**Trecho da página:**

* * *

Trinta e sete anos depois da promulgação da Lei dos Direitos Civis, que pôs fim à segregação racial nos EUA, o racismo ainda está no cotidiano dos americanos, com o surgimento de novos alvos de discriminação --como hispânicos e muçulmanos.

Para os negros, vítimas históricas do racismo, a hora é de cobrar reparações pela escravidão, principal bandeira do movimento negro hoje nos EUA. O país tem cerca de 34,6 milhões de negros -ou afro-americanos-, diz o censo realizado em 2000. Isso equivale a 12,3% da população americana, de 281,4 milhões de pessoas.

Relatório da Iniciativa de Relações Humanas Comparadas (grupo de pesquisadores que estuda a questão racial nos EUA, na África do Sul e no Brasil) fala do racismo como "o calcanhar de Aquiles da América", uma aresta originalmente apontada contra os negros, mas que hoje afeta também os hispânicos.

O relatório mostra, por exemplo, a disparidade na formação educacional: enquanto 82,7% dos homens brancos, em 1996, tinham pelo menos quatro anos de estudo no ensino básico, entre homens negros o número caía para 74,3%, e, entre hispânicos, para 53%.

O mesmo relatório mostra que, em 1997, a taxa de homicídios entre homens negros era de 65,1 (por 100 mil habitantes), enquanto, entre homens brancos, caía para 8,5 (por 100 mil habitantes).

Para os negros, é hora também de tentar garantir a continuidade das políticas de ação afirmativa (o conjunto de práticas implementadas com o objetivo de reduzir desigualdades motivadas por gênero, raça, origem, deficiência física ou outra condição de desvantagem).

A ação afirmativa estabelece metas para aumentar a participação desses grupos nas universidades e no mercado de trabalho.

* * *

**Registros armazenados:**
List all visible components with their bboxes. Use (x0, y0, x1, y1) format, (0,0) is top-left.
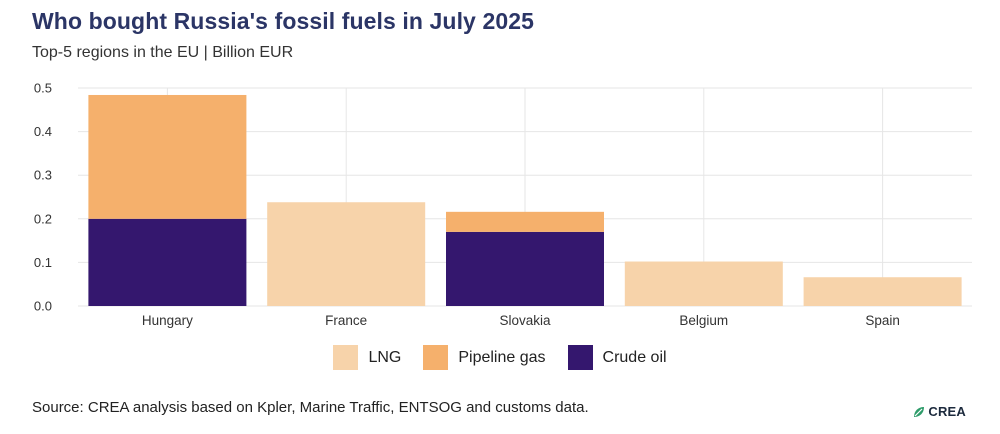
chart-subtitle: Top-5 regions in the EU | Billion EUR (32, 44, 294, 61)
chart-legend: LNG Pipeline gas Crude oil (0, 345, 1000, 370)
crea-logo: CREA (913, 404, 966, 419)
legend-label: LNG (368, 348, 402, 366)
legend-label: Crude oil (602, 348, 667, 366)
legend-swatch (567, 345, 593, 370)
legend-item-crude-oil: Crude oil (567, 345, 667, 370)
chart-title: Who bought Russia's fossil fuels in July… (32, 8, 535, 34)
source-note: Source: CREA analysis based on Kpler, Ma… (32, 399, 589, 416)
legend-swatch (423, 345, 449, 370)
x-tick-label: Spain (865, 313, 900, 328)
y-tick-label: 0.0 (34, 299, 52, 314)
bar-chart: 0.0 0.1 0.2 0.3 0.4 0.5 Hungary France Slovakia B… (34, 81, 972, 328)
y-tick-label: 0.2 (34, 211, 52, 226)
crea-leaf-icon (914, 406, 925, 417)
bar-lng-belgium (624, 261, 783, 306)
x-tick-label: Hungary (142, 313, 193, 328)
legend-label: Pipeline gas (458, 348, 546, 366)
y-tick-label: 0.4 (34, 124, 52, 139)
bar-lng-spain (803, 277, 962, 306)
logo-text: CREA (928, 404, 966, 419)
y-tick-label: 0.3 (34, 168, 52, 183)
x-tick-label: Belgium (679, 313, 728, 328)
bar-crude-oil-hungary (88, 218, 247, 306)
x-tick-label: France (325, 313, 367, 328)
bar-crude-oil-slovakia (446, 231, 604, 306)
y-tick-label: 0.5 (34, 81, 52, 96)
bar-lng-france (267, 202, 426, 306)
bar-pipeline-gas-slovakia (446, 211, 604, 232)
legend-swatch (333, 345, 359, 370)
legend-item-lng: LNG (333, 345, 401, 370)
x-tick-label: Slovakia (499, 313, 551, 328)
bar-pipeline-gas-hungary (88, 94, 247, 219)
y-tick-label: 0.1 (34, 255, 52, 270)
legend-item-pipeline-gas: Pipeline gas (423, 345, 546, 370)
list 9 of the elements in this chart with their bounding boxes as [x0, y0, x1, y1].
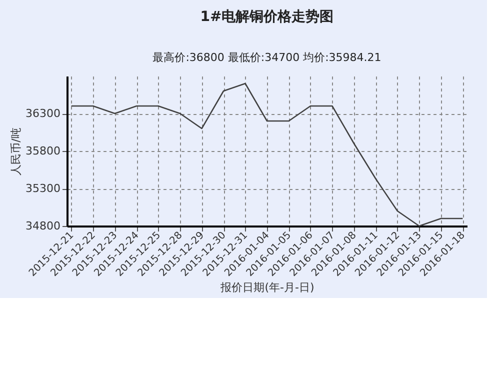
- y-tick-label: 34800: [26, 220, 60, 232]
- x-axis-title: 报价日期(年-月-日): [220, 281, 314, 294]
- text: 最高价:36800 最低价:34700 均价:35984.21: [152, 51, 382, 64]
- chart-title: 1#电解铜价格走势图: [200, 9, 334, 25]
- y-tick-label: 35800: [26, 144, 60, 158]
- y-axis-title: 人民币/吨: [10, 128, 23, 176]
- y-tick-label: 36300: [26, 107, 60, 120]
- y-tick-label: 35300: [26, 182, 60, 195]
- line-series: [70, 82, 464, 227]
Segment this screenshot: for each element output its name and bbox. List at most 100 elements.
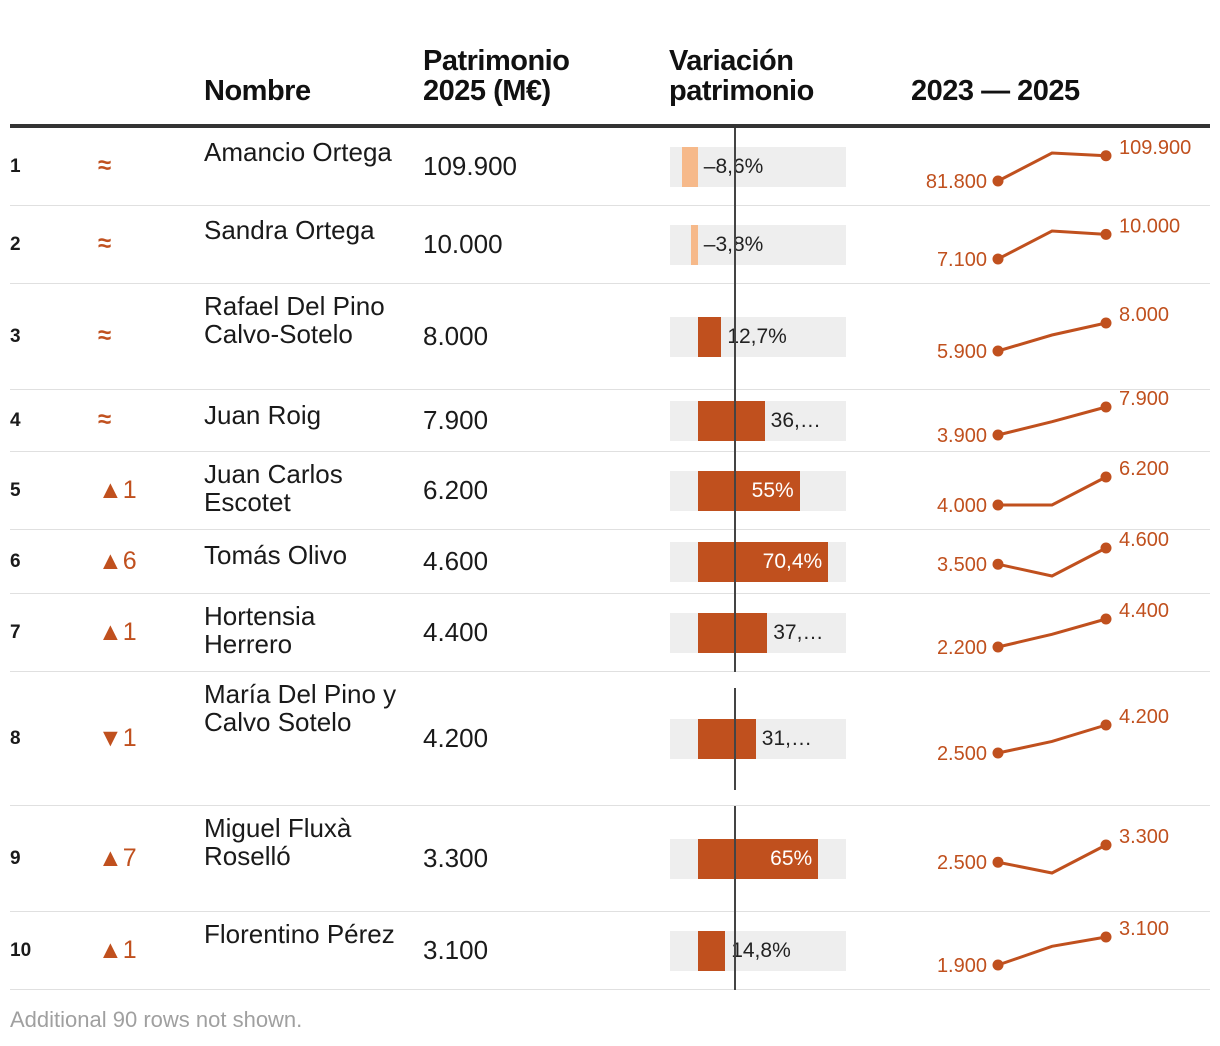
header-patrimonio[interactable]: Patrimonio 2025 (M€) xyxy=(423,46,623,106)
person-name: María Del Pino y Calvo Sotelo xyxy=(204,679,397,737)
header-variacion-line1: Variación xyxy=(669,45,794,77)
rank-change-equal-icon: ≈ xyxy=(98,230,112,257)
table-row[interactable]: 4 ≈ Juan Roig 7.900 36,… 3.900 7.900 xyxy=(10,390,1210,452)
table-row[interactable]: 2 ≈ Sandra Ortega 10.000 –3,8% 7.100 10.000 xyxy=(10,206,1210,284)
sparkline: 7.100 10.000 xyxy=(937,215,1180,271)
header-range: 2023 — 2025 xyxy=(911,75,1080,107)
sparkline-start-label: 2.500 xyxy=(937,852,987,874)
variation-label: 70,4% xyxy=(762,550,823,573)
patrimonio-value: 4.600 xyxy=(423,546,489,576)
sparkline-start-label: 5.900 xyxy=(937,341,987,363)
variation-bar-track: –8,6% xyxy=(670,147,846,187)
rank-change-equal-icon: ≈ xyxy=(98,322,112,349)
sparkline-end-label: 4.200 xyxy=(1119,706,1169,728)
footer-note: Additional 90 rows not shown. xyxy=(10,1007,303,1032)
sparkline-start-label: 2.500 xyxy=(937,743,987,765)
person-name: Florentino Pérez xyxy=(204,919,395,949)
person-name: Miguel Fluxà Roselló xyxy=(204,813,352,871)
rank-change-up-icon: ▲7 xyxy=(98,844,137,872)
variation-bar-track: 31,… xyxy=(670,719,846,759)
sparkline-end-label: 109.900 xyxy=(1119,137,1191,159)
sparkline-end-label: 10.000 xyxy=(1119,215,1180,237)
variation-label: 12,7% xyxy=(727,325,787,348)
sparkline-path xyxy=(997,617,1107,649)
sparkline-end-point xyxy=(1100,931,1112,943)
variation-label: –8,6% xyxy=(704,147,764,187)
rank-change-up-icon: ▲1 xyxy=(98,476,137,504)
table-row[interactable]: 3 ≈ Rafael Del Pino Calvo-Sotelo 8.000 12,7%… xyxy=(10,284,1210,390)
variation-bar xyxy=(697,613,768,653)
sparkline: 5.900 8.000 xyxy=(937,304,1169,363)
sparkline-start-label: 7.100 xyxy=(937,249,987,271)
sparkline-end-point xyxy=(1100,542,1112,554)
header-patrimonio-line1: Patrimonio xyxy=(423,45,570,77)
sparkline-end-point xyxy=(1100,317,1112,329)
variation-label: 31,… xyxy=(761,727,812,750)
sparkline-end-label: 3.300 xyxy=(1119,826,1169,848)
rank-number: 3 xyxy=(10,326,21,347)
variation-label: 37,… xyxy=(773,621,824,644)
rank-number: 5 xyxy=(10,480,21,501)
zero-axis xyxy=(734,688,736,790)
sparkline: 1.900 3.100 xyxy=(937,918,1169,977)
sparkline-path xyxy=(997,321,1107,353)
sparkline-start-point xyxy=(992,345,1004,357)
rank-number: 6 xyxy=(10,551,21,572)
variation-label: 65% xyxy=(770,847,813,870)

* * *

**Enunciado da tarefa:** Cite do texto sobre o racismo nos EUA a passagem que começa nas palavras "Trinta e sete" e termina logo após "também os hispânicos.".

**Resposta correta:**
Trinta e sete anos depois da promulgação da Lei dos Direitos Civis, que pôs fim à segregação racial nos EUA, o racismo ainda está no cotidiano dos americanos, com o surgimento de novos alvos de discriminação --como hispânicos e muçulmanos.

Para os negros, vítimas históricas do racismo, a hora é de cobrar reparações pela escravidão, principal bandeira do movimento negro hoje nos EUA. O país tem cerca de 34,6 milhões de negros -ou afro-americanos-, diz o censo realizado em 2000. Isso equivale a 12,3% da população americana, de 281,4 milhões de pessoas.

Relatório da Iniciativa de Relações Humanas Comparadas (grupo de pesquisadores que estuda a questão racial nos EUA, na África do Sul e no Brasil) fala do racismo como "o calcanhar de Aquiles da América", uma aresta originalmente apontada contra os negros, mas que hoje afeta também os hispânicos.